---- Data section

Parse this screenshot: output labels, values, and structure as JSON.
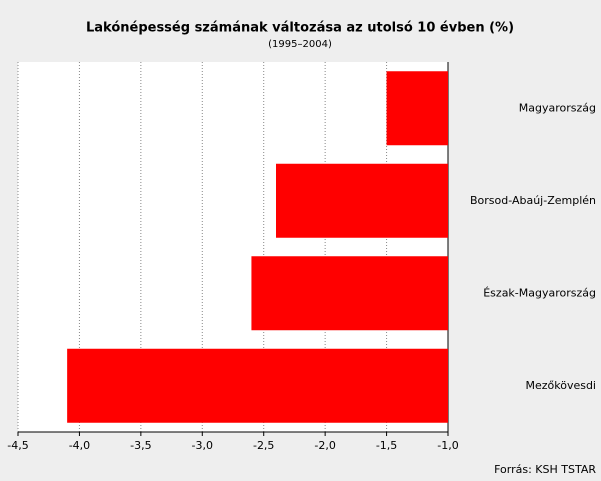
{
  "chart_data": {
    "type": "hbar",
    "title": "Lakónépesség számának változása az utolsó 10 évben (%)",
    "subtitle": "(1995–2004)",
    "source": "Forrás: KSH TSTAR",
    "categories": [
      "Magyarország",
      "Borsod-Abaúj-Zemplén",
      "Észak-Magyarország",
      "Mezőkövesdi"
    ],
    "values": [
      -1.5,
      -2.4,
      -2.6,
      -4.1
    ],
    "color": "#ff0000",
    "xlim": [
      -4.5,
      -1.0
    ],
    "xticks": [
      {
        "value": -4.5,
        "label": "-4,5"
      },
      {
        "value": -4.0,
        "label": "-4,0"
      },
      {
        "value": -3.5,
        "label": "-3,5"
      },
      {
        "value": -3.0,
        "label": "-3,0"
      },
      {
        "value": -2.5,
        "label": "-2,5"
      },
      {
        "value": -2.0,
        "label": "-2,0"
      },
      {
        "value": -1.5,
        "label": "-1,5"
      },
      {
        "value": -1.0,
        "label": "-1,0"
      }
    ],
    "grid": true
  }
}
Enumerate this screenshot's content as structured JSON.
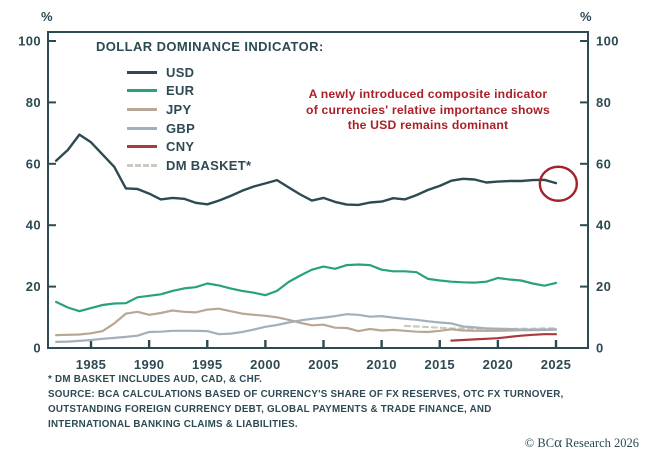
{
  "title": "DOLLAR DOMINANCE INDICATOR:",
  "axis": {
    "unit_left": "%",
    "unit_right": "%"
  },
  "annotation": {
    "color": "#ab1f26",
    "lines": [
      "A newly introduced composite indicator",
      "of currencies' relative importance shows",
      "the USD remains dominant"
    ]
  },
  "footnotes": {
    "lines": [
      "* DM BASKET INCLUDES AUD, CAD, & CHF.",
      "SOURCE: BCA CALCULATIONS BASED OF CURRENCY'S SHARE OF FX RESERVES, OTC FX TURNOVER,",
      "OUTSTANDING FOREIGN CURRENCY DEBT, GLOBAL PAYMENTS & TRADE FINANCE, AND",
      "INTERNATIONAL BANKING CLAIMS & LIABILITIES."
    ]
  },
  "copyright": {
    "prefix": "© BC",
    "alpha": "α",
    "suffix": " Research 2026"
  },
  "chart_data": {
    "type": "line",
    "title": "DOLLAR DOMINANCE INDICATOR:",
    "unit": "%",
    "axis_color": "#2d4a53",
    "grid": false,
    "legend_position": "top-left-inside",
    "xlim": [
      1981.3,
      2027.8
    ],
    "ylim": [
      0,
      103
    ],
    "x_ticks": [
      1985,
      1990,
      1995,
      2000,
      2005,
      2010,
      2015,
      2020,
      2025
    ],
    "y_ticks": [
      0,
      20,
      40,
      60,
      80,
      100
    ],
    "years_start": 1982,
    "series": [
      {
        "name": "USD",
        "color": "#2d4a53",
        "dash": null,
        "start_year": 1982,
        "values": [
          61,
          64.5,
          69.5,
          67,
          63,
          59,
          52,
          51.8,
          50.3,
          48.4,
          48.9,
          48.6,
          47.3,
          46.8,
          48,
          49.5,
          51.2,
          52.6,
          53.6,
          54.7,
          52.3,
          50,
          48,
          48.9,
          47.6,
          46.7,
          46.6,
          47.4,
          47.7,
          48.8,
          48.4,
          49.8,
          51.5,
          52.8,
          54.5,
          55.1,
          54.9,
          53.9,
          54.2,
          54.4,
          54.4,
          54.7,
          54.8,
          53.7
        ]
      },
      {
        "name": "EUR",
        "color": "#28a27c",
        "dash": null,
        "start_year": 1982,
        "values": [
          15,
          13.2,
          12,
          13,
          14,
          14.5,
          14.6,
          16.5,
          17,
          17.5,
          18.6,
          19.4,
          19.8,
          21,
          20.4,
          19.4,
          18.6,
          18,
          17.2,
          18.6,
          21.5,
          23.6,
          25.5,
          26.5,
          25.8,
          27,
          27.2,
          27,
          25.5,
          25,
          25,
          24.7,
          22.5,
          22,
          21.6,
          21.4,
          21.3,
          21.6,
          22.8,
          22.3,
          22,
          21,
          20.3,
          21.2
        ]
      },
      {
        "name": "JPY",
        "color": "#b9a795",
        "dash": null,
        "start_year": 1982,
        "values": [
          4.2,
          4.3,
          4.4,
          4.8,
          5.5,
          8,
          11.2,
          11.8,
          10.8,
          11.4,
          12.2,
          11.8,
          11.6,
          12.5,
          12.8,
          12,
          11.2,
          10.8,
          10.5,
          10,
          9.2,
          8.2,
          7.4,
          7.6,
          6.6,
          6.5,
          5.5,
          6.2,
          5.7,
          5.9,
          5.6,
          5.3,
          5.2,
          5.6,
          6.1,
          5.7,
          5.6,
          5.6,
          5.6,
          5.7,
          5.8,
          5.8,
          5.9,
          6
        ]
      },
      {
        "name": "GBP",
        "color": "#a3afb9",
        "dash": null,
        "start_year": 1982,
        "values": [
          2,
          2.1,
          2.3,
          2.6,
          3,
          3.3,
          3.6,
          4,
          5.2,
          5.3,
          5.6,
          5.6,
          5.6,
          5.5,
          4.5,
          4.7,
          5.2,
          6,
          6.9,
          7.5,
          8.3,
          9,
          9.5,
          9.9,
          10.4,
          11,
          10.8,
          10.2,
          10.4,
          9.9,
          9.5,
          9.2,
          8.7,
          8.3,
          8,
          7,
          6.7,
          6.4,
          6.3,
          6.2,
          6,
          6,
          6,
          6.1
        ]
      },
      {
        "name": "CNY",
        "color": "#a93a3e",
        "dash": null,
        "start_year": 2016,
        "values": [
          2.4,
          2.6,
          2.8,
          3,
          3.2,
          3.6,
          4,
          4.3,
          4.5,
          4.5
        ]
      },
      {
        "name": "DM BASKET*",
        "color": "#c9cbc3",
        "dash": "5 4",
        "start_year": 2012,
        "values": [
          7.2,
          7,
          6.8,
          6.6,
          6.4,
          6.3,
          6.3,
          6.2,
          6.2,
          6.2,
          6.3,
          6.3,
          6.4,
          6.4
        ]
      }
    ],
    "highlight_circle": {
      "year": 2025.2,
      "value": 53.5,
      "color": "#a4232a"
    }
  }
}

--------

> _Objective_: Transcribe all of the records above character for character. Exclude the pictures.

> _Answer to the problem_:
Parse this screenshot: output labels, values, and structure as JSON.
{
  "chart_data": {
    "type": "hbar",
    "title": "Lakónépesség számának változása az utolsó 10 évben (%)",
    "subtitle": "(1995–2004)",
    "source": "Forrás: KSH TSTAR",
    "categories": [
      "Magyarország",
      "Borsod-Abaúj-Zemplén",
      "Észak-Magyarország",
      "Mezőkövesdi"
    ],
    "values": [
      -1.5,
      -2.4,
      -2.6,
      -4.1
    ],
    "color": "#ff0000",
    "xlim": [
      -4.5,
      -1.0
    ],
    "xticks": [
      {
        "value": -4.5,
        "label": "-4,5"
      },
      {
        "value": -4.0,
        "label": "-4,0"
      },
      {
        "value": -3.5,
        "label": "-3,5"
      },
      {
        "value": -3.0,
        "label": "-3,0"
      },
      {
        "value": -2.5,
        "label": "-2,5"
      },
      {
        "value": -2.0,
        "label": "-2,0"
      },
      {
        "value": -1.5,
        "label": "-1,5"
      },
      {
        "value": -1.0,
        "label": "-1,0"
      }
    ],
    "grid": true
  }
}
Enumerate this screenshot's content as structured JSON.
{
  "title": "DOLLAR DOMINANCE INDICATOR:",
  "axis": {
    "unit_left": "%",
    "unit_right": "%"
  },
  "annotation": {
    "color": "#ab1f26",
    "lines": [
      "A newly introduced composite indicator",
      "of currencies' relative importance shows",
      "the USD remains dominant"
    ]
  },
  "footnotes": {
    "lines": [
      "* DM BASKET INCLUDES AUD, CAD, & CHF.",
      "SOURCE: BCA CALCULATIONS BASED OF CURRENCY'S SHARE OF FX RESERVES, OTC FX TURNOVER,",
      "OUTSTANDING FOREIGN CURRENCY DEBT, GLOBAL PAYMENTS & TRADE FINANCE, AND",
      "INTERNATIONAL BANKING CLAIMS & LIABILITIES."
    ]
  },
  "copyright": {
    "prefix": "© BC",
    "alpha": "α",
    "suffix": " Research 2026"
  },
  "chart_data": {
    "type": "line",
    "title": "DOLLAR DOMINANCE INDICATOR:",
    "unit": "%",
    "axis_color": "#2d4a53",
    "grid": false,
    "legend_position": "top-left-inside",
    "xlim": [
      1981.3,
      2027.8
    ],
    "ylim": [
      0,
      103
    ],
    "x_ticks": [
      1985,
      1990,
      1995,
      2000,
      2005,
      2010,
      2015,
      2020,
      2025
    ],
    "y_ticks": [
      0,
      20,
      40,
      60,
      80,
      100
    ],
    "years_start": 1982,
    "series": [
      {
        "name": "USD",
        "color": "#2d4a53",
        "dash": null,
        "start_year": 1982,
        "values": [
          61,
          64.5,
          69.5,
          67,
          63,
          59,
          52,
          51.8,
          50.3,
          48.4,
          48.9,
          48.6,
          47.3,
          46.8,
          48,
          49.5,
          51.2,
          52.6,
          53.6,
          54.7,
          52.3,
          50,
          48,
          48.9,
          47.6,
          46.7,
          46.6,
          47.4,
          47.7,
          48.8,
          48.4,
          49.8,
          51.5,
          52.8,
          54.5,
          55.1,
          54.9,
          53.9,
          54.2,
          54.4,
          54.4,
          54.7,
          54.8,
          53.7
        ]
      },
      {
        "name": "EUR",
        "color": "#28a27c",
        "dash": null,
        "start_year": 1982,
        "values": [
          15,
          13.2,
          12,
          13,
          14,
          14.5,
          14.6,
          16.5,
          17,
          17.5,
          18.6,
          19.4,
          19.8,
          21,
          20.4,
          19.4,
          18.6,
          18,
          17.2,
          18.6,
          21.5,
          23.6,
          25.5,
          26.5,
          25.8,
          27,
          27.2,
          27,
          25.5,
          25,
          25,
          24.7,
          22.5,
          22,
          21.6,
          21.4,
          21.3,
          21.6,
          22.8,
          22.3,
          22,
          21,
          20.3,
          21.2
        ]
      },
      {
        "name": "JPY",
        "color": "#b9a795",
        "dash": null,
        "start_year": 1982,
        "values": [
          4.2,
          4.3,
          4.4,
          4.8,
          5.5,
          8,
          11.2,
          11.8,
          10.8,
          11.4,
          12.2,
          11.8,
          11.6,
          12.5,
          12.8,
          12,
          11.2,
          10.8,
          10.5,
          10,
          9.2,
          8.2,
          7.4,
          7.6,
          6.6,
          6.5,
          5.5,
          6.2,
          5.7,
          5.9,
          5.6,
          5.3,
          5.2,
          5.6,
          6.1,
          5.7,
          5.6,
          5.6,
          5.6,
          5.7,
          5.8,
          5.8,
          5.9,
          6
        ]
      },
      {
        "name": "GBP",
        "color": "#a3afb9",
        "dash": null,
        "start_year": 1982,
        "values": [
          2,
          2.1,
          2.3,
          2.6,
          3,
          3.3,
          3.6,
          4,
          5.2,
          5.3,
          5.6,
          5.6,
          5.6,
          5.5,
          4.5,
          4.7,
          5.2,
          6,
          6.9,
          7.5,
          8.3,
          9,
          9.5,
          9.9,
          10.4,
          11,
          10.8,
          10.2,
          10.4,
          9.9,
          9.5,
          9.2,
          8.7,
          8.3,
          8,
          7,
          6.7,
          6.4,
          6.3,
          6.2,
          6,
          6,
          6,
          6.1
        ]
      },
      {
        "name": "CNY",
        "color": "#a93a3e",
        "dash": null,
        "start_year": 2016,
        "values": [
          2.4,
          2.6,
          2.8,
          3,
          3.2,
          3.6,
          4,
          4.3,
          4.5,
          4.5
        ]
      },
      {
        "name": "DM BASKET*",
        "color": "#c9cbc3",
        "dash": "5 4",
        "start_year": 2012,
        "values": [
          7.2,
          7,
          6.8,
          6.6,
          6.4,
          6.3,
          6.3,
          6.2,
          6.2,
          6.2,
          6.3,
          6.3,
          6.4,
          6.4
        ]
      }
    ],
    "highlight_circle": {
      "year": 2025.2,
      "value": 53.5,
      "color": "#a4232a"
    }
  }
}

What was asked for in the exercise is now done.